著者
Taku Sakai Atsuhiko T. Naito Yuki Kuramoto Masamichi Ito Katsuki Okada Tomoaki Higo Akito Nakagawa Masato Shibamoto Toshihiro Yamaguchi Tomokazu Sumida Seitaro Nomura Akihiro Umezawa Shigeru Miyagawa Yoshiki Sawa Hiroyuki Morita Jong-Kook Lee Ichiro Shiojima Yasushi Sakata Issei Komuro
出版者
International Heart Journal Association
雑誌
International Heart Journal (ISSN:13492365)
巻号頁・発行日
pp.17-730, (Released:2018-08-11)
参考文献数
28
被引用文献数
13

Hypertrophic cardiomyopathy (HCM) is a genetic disorder that is characterized by hypertrophy of the myocardium. Some of the patients are diagnosed for HCM during infancy, and the prognosis of infantile HCM is worse than general HCM. Nevertheless, pathophysiology of infantile HCM is less investigated and remains largely unknown. In the present study, we generated induced pluripotent stem cells (iPSCs) from two patients with infantile HCM: one with Noonan syndrome and the other with idiopathic HCM. We found that iPSC-derived cardiomyocytes (iPSC-CMs) from idiopathic HCM patient were significantly larger and showed higher diastolic intracellular calcium concentration compared with the iPSC-CMs from healthy subject. Unlike iPSC-CMs from the adult/adolescent HCM patient, arrhythmia was not observed as a disease-related phenotype in iPSC-CMs from idiopathic infantile HCM patient. Phenotypic screening revealed that Pyr3, a transient receptor potential channel 3 channel inhibitor, decreased both the cell size and diastolic intracellular calcium concentration in iPSC-CMs from both Noonan syndrome and idiopathic infantile HCM patients, suggesting that the target of Pyr3 may play a role in the pathogenesis of infantile HCM, regardless of the etiology. Further research may unveil the possibility of Pyr3 or its derivatives in the treatment of infantile HCM.

The problem: In the abstract on infantile hypertrophic cardiomyopathy, which two conditions did the patients who donated cells for the stem cells have?

Source information:
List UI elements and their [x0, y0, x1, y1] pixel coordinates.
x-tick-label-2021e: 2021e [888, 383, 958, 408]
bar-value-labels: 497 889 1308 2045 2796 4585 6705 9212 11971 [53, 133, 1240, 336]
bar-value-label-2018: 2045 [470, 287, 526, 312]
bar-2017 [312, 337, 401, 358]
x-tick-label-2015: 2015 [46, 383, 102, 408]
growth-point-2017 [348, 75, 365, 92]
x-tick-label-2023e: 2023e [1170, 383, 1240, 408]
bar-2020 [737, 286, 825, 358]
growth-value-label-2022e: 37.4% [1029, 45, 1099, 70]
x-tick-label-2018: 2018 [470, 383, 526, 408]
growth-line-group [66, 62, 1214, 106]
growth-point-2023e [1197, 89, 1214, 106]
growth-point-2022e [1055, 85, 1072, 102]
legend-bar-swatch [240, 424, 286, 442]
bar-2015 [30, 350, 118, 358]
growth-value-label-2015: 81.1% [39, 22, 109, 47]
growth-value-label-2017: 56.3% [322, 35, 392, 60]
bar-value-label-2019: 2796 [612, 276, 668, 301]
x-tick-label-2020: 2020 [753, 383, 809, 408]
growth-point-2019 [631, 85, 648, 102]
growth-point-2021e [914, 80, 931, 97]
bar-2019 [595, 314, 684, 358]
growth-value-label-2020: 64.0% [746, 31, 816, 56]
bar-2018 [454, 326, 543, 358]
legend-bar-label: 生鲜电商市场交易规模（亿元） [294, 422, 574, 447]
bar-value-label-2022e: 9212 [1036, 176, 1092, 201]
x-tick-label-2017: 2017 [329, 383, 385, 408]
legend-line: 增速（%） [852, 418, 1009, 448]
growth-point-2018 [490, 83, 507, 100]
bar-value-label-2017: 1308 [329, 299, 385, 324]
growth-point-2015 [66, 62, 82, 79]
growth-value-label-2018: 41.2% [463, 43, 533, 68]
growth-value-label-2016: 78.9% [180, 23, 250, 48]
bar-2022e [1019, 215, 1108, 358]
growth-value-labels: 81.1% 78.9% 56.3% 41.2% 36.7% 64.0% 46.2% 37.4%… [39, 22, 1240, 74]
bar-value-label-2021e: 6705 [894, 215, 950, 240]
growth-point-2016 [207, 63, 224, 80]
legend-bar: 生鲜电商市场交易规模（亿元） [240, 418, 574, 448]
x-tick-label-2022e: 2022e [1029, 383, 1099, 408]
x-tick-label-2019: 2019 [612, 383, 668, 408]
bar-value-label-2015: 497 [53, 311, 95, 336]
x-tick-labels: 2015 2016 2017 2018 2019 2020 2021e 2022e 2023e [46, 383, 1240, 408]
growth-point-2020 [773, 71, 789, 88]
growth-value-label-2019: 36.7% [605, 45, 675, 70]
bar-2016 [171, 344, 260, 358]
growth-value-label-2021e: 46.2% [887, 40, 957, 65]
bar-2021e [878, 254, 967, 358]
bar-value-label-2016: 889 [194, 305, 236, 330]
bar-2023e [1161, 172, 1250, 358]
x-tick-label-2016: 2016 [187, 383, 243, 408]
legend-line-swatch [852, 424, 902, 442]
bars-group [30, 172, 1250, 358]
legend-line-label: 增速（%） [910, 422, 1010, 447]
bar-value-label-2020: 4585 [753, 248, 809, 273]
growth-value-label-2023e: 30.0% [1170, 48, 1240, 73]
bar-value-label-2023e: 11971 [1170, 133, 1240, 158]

Your solution: One patient had Noonan syndrome and the other had idiopathic hypertrophic cardiomyopathy.